_Exercise input_
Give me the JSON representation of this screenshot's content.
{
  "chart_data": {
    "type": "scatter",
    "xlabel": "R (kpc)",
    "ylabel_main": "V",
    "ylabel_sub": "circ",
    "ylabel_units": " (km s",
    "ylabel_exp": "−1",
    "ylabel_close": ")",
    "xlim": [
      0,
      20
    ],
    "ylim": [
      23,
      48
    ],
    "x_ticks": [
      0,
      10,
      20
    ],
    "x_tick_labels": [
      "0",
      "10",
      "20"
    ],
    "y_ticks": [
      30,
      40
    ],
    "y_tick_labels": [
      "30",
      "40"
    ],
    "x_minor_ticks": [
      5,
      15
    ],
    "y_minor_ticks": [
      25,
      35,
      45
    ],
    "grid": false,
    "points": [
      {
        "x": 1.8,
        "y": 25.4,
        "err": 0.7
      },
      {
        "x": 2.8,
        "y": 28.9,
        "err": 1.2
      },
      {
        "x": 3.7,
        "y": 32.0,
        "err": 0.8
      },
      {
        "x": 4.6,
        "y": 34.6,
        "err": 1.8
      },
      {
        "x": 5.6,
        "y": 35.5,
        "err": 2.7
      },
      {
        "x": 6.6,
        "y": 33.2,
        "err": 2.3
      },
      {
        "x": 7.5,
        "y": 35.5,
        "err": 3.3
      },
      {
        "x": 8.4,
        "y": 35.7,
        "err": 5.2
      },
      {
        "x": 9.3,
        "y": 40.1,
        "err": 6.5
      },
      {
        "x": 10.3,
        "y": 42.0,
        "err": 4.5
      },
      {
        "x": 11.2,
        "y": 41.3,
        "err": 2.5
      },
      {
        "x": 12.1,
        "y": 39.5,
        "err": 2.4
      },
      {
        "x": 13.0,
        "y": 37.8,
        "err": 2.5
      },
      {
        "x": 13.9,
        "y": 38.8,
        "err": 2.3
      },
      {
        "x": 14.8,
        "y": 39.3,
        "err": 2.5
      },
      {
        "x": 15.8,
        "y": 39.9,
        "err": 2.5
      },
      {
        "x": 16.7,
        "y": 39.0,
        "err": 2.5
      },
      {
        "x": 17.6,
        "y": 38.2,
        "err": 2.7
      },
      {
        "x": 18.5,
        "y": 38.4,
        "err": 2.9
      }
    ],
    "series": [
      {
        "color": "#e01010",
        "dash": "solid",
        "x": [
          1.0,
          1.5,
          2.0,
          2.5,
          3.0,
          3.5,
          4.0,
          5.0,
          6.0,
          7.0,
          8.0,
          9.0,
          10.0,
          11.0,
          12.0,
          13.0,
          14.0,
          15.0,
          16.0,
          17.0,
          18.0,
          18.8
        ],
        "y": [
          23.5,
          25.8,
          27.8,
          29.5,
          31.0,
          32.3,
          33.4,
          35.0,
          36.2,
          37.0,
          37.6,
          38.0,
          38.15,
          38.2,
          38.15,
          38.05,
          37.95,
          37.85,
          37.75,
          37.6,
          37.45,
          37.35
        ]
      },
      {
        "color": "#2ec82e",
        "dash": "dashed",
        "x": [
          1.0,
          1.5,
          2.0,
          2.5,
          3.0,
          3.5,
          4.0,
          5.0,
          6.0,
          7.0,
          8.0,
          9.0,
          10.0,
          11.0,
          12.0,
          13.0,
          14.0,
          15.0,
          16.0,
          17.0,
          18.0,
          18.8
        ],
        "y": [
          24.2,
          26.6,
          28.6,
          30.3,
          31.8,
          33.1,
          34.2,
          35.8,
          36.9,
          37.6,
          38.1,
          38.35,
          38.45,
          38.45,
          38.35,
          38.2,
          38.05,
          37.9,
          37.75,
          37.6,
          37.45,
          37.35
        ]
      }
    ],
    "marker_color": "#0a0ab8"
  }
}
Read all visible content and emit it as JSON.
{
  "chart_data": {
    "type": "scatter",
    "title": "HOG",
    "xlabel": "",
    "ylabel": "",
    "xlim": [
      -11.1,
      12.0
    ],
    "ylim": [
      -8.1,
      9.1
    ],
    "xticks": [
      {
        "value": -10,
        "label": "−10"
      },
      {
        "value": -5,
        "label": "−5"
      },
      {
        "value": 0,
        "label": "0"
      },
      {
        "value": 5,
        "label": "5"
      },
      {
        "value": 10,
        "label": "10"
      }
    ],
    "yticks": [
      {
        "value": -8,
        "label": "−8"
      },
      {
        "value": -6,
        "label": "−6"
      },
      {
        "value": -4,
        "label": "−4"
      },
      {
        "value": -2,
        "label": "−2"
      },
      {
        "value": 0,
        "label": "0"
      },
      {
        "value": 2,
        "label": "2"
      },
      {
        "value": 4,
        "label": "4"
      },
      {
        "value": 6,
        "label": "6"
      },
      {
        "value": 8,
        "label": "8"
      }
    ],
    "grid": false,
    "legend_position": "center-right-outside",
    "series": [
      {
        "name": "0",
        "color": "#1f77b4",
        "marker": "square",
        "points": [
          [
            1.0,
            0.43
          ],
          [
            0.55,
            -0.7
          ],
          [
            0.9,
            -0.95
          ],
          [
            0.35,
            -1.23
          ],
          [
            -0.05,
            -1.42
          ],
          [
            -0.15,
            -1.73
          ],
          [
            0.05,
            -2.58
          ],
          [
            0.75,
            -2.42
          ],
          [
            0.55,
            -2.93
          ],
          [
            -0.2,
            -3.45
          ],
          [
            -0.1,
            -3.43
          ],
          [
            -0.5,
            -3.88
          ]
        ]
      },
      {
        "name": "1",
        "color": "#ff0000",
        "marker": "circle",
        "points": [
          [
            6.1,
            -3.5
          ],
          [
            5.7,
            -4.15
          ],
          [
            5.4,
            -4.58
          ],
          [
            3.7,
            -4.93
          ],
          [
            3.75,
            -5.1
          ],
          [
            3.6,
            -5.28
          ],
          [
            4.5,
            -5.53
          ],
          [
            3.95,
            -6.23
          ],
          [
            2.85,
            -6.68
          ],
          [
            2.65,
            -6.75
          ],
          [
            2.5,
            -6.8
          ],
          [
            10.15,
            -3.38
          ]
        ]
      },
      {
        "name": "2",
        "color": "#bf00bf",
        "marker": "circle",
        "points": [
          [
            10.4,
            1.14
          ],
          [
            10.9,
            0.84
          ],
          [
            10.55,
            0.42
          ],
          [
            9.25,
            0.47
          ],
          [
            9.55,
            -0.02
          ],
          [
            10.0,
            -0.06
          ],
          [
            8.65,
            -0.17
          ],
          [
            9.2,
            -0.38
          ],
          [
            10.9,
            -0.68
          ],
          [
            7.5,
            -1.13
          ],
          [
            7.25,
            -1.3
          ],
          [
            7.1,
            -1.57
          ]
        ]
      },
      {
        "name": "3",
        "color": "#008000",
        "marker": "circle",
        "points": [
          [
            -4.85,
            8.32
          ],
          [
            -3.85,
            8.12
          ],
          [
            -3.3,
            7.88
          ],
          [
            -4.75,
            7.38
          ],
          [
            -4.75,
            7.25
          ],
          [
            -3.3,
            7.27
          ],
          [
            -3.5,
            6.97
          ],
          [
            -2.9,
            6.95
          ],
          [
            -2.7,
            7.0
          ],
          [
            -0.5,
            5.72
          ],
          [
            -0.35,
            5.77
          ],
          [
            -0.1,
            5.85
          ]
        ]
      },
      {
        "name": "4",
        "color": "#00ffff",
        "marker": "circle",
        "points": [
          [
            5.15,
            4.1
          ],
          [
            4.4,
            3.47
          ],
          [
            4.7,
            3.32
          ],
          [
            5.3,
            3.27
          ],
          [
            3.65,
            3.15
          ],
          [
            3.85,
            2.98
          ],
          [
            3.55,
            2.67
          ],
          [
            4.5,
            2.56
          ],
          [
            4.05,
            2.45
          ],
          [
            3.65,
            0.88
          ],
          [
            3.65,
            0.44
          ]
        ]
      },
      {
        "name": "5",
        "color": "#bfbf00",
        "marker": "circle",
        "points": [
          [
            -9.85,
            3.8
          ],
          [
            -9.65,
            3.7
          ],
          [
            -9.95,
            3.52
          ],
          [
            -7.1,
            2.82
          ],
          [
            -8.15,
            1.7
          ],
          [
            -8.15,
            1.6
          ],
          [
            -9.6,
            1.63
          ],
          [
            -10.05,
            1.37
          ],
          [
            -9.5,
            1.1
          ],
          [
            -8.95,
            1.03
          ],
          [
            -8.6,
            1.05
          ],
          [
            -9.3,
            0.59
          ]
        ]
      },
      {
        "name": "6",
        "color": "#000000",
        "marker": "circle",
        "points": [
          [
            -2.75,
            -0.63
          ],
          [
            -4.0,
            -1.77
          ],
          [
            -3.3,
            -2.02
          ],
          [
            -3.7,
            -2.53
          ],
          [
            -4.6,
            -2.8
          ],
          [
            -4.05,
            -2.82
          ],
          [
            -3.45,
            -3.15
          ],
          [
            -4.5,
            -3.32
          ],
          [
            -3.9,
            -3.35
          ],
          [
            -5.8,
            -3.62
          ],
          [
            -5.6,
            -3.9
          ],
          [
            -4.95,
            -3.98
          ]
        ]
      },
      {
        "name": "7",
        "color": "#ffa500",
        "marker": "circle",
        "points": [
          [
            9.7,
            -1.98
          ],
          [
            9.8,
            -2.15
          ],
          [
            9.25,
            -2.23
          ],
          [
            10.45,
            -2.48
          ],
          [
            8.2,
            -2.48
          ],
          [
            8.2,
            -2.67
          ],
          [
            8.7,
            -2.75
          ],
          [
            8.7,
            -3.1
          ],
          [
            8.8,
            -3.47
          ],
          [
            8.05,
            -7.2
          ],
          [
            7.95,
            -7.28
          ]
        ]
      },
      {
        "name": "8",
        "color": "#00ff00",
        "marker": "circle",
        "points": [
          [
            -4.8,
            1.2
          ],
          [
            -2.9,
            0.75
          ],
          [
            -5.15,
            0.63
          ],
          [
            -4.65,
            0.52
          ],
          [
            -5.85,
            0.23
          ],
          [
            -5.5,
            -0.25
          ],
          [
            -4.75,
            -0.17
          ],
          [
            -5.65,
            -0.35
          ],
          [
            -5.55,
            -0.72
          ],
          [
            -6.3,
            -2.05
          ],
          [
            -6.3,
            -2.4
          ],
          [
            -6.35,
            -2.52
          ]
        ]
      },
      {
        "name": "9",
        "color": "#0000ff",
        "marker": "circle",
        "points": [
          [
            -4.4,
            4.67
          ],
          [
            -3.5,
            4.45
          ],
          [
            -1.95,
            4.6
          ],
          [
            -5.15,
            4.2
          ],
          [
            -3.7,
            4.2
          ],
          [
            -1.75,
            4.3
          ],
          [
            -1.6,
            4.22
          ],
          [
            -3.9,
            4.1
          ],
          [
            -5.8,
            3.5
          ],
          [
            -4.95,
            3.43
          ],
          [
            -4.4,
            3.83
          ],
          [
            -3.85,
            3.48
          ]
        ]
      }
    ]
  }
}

_Exercise description_
Count each line where the string "name" occurs, and write only the number.

_Response_
10